Excerpts from a layout annotation set:
◇ ◇ ◇ ◇
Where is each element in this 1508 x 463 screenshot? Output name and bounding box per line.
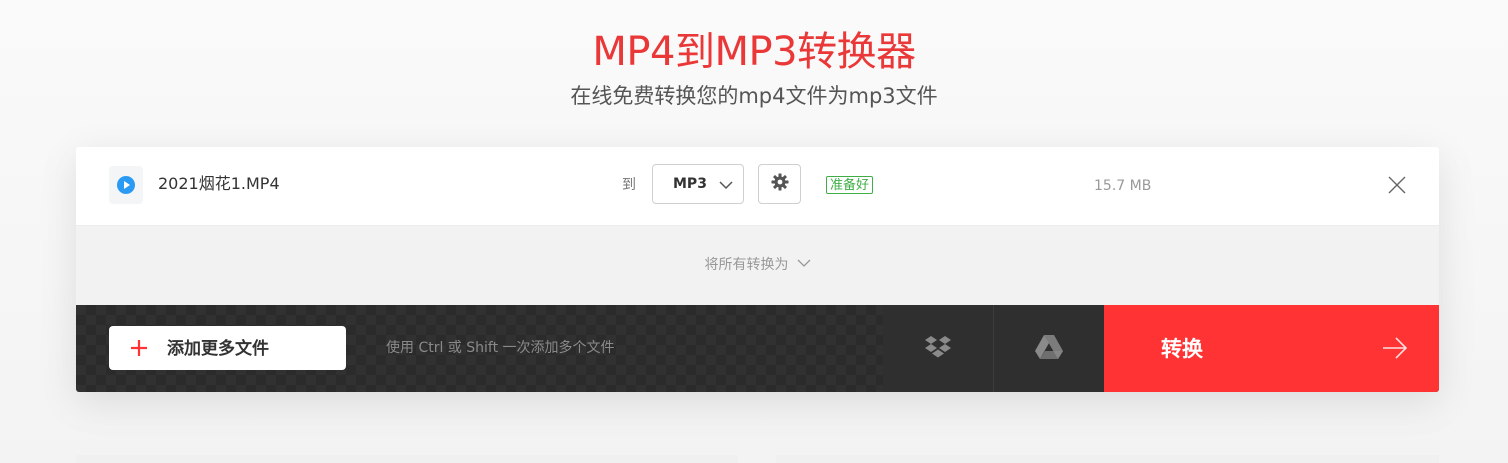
play-circle-icon xyxy=(109,166,143,204)
page: MP4到MP3转换器 在线免费转换您的mp4文件为mp3文件 2021烟花1.M… xyxy=(0,0,1508,463)
chevron-down-icon xyxy=(719,177,733,196)
google-drive-button[interactable] xyxy=(994,305,1104,392)
content-card-left xyxy=(76,455,738,463)
convert-button[interactable]: 转换 xyxy=(1104,305,1439,392)
settings-button[interactable] xyxy=(758,164,801,204)
add-more-files-button[interactable]: 添加更多文件 xyxy=(109,326,346,370)
chevron-down-icon xyxy=(797,254,811,274)
page-title: MP4到MP3转换器 xyxy=(592,29,916,75)
add-more-files-label: 添加更多文件 xyxy=(167,339,269,359)
convert-all-label: 将所有转换为 xyxy=(704,257,789,273)
google-drive-icon xyxy=(1034,334,1064,364)
arrow-right-icon xyxy=(1381,336,1409,364)
action-bar: 添加更多文件 使用 Ctrl 或 Shift 一次添加多个文件 转换 xyxy=(76,305,1439,392)
content-card-right xyxy=(776,455,1439,463)
converter-panel: 2021烟花1.MP4 到 MP3 准备好 15.7 MB 将所有转换为 添加更… xyxy=(76,147,1439,392)
file-size: 15.7 MB xyxy=(1094,178,1152,194)
close-icon xyxy=(1386,176,1408,200)
convert-all-dropdown[interactable]: 将所有转换为 xyxy=(76,255,1439,275)
status-badge: 准备好 xyxy=(826,176,874,194)
file-row: 2021烟花1.MP4 到 MP3 准备好 15.7 MB xyxy=(76,147,1439,226)
gear-icon xyxy=(770,172,790,196)
multi-select-hint: 使用 Ctrl 或 Shift 一次添加多个文件 xyxy=(386,340,615,356)
convert-all-row: 将所有转换为 xyxy=(76,226,1439,305)
file-name: 2021烟花1.MP4 xyxy=(158,174,280,193)
plus-icon xyxy=(130,339,148,361)
dropbox-icon xyxy=(924,335,952,363)
remove-file-button[interactable] xyxy=(1386,174,1408,196)
convert-label: 转换 xyxy=(1161,337,1203,361)
to-label: 到 xyxy=(622,177,636,193)
dropbox-button[interactable] xyxy=(883,305,994,392)
output-format-select[interactable]: MP3 xyxy=(652,164,744,204)
page-subtitle: 在线免费转换您的mp4文件为mp3文件 xyxy=(570,84,938,108)
output-format-value: MP3 xyxy=(673,176,707,192)
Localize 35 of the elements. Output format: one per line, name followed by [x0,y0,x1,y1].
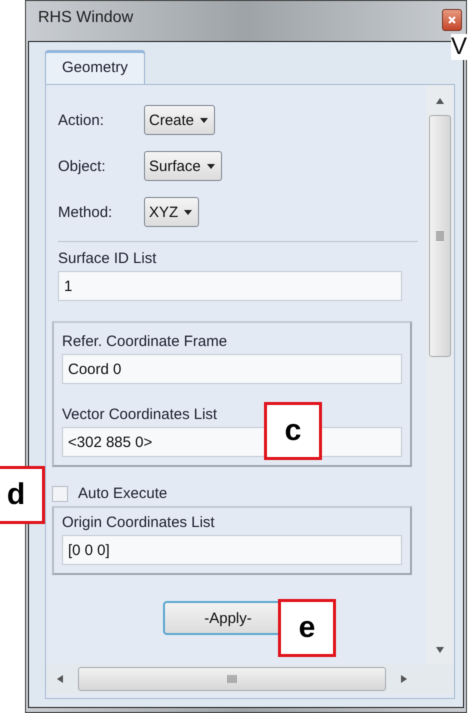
field-label: Surface ID List [58,250,158,267]
grip-icon [227,674,237,684]
caret-icon [206,164,215,168]
tab[interactable]: Geometry [45,50,145,84]
field-label: Origin Coordinates List [62,514,216,531]
input-field[interactable]: Coord 0 [62,354,402,384]
field-label: Refer. Coordinate Frame [62,333,228,350]
callout-tooltip: d [0,466,45,524]
callout-tooltip: e [278,599,336,657]
checkbox-label: Auto Execute [78,485,168,502]
close-icon [448,16,456,24]
down-arrow-icon [435,644,445,654]
scrollbar-thumb[interactable] [429,115,451,357]
caret-icon [184,210,192,214]
dropdown[interactable]: Surface [144,151,222,181]
scrollbar-thumb[interactable] [78,667,386,691]
input-field[interactable]: [0 0 0] [62,535,402,565]
dropdown[interactable]: XYZ [144,197,200,227]
input-field[interactable]: 1 [58,271,402,301]
field-label: Action: [58,112,105,128]
right-arrow-icon [399,674,409,684]
field-label: Method: [58,204,114,220]
field-label: Vector Coordinates List [62,406,218,423]
close-button[interactable] [442,9,462,31]
checkbox[interactable] [52,486,68,502]
callout-tooltip: c [264,402,322,460]
field-label: Object: [58,158,107,174]
horizontal-scrollbar[interactable] [46,664,454,694]
grip-icon [435,231,445,241]
window-title: RHS Window [38,9,134,27]
dropdown[interactable]: Create [144,105,216,135]
vertical-scrollbar[interactable] [426,85,454,664]
caret-icon [200,118,208,122]
edge-text: V [451,34,468,60]
left-arrow-icon [55,674,65,684]
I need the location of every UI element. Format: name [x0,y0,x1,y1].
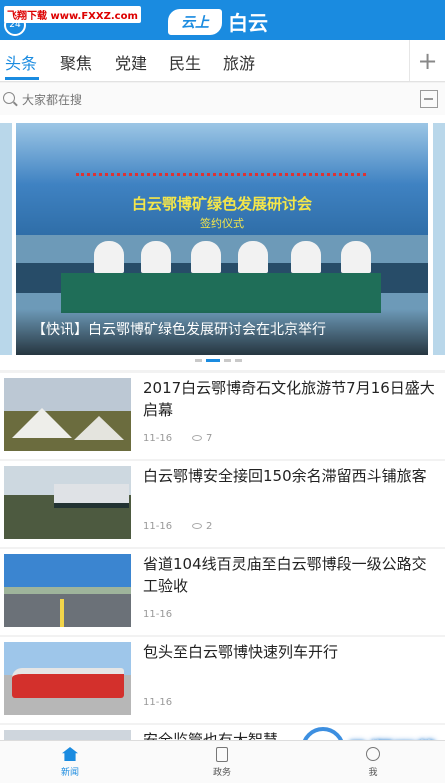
◇ ◇ ◇ ◇
#### Exercise goal:
Copy the listing above line for line, leaving out the pictures.

#### Exercise result:
Where is each element in this 1508 x 463 screenshot? Output name and bounding box per line.
play-circle-icon xyxy=(109,166,143,204)
page: MP4到MP3转换器 在线免费转换您的mp4文件为mp3文件 2021烟花1.M… xyxy=(0,0,1508,463)
chevron-down-icon xyxy=(719,177,733,196)
google-drive-button[interactable] xyxy=(994,305,1104,392)
content-card-left xyxy=(76,455,738,463)
convert-button[interactable]: 转换 xyxy=(1104,305,1439,392)
settings-button[interactable] xyxy=(758,164,801,204)
add-more-files-button[interactable]: 添加更多文件 xyxy=(109,326,346,370)
chevron-down-icon xyxy=(797,254,811,274)
page-title: MP4到MP3转换器 xyxy=(592,29,916,75)
add-more-files-label: 添加更多文件 xyxy=(167,339,269,359)
convert-all-label: 将所有转换为 xyxy=(704,257,789,273)
google-drive-icon xyxy=(1034,334,1064,364)
arrow-right-icon xyxy=(1381,336,1409,364)
action-bar: 添加更多文件 使用 Ctrl 或 Shift 一次添加多个文件 转换 xyxy=(76,305,1439,392)
content-card-right xyxy=(776,455,1439,463)
converter-panel: 2021烟花1.MP4 到 MP3 准备好 15.7 MB 将所有转换为 添加更… xyxy=(76,147,1439,392)
file-size: 15.7 MB xyxy=(1094,178,1152,194)
close-icon xyxy=(1386,176,1408,200)
convert-all-dropdown[interactable]: 将所有转换为 xyxy=(76,255,1439,275)
status-badge: 准备好 xyxy=(826,176,874,194)
file-row: 2021烟花1.MP4 到 MP3 准备好 15.7 MB xyxy=(76,147,1439,226)
gear-icon xyxy=(770,172,790,196)
multi-select-hint: 使用 Ctrl 或 Shift 一次添加多个文件 xyxy=(386,340,615,356)
convert-all-row: 将所有转换为 xyxy=(76,226,1439,305)
file-name: 2021烟花1.MP4 xyxy=(158,174,280,193)
plus-icon xyxy=(130,339,148,361)
dropbox-icon xyxy=(924,335,952,363)
remove-file-button[interactable] xyxy=(1386,174,1408,196)
convert-label: 转换 xyxy=(1161,337,1203,361)
to-label: 到 xyxy=(622,177,636,193)
dropbox-button[interactable] xyxy=(883,305,994,392)
output-format-select[interactable]: MP3 xyxy=(652,164,744,204)
page-subtitle: 在线免费转换您的mp4文件为mp3文件 xyxy=(570,84,938,108)
output-format-value: MP3 xyxy=(673,176,707,192)
Localize 35 of the elements. Output format: one per line, name followed by [x0,y0,x1,y1].
field-label: Surface ID List [58,250,158,267]
grip-icon [227,674,237,684]
caret-icon [206,164,215,168]
tab[interactable]: Geometry [45,50,145,84]
field-label: Origin Coordinates List [62,514,216,531]
input-field[interactable]: Coord 0 [62,354,402,384]
field-label: Refer. Coordinate Frame [62,333,228,350]
callout-tooltip: d [0,466,45,524]
callout-tooltip: e [278,599,336,657]
checkbox-label: Auto Execute [78,485,168,502]
close-icon [448,16,456,24]
down-arrow-icon [435,644,445,654]
scrollbar-thumb[interactable] [429,115,451,357]
caret-icon [184,210,192,214]
dropdown[interactable]: Surface [144,151,222,181]
scrollbar-thumb[interactable] [78,667,386,691]
input-field[interactable]: [0 0 0] [62,535,402,565]
dropdown[interactable]: XYZ [144,197,200,227]
input-field[interactable]: 1 [58,271,402,301]
field-label: Action: [58,112,105,128]
right-arrow-icon [399,674,409,684]
field-label: Method: [58,204,114,220]
field-label: Vector Coordinates List [62,406,218,423]
close-button[interactable] [442,9,462,31]
checkbox[interactable] [52,486,68,502]
callout-tooltip: c [264,402,322,460]
field-label: Object: [58,158,107,174]
horizontal-scrollbar[interactable] [46,664,454,694]
grip-icon [435,231,445,241]
window-title: RHS Window [38,9,134,27]
dropdown[interactable]: Create [144,105,216,135]
vertical-scrollbar[interactable] [426,85,454,664]
caret-icon [200,118,208,122]
edge-text: V [451,34,468,60]
left-arrow-icon [55,674,65,684]
I need the location of every UI element. Format: name [x0,y0,x1,y1].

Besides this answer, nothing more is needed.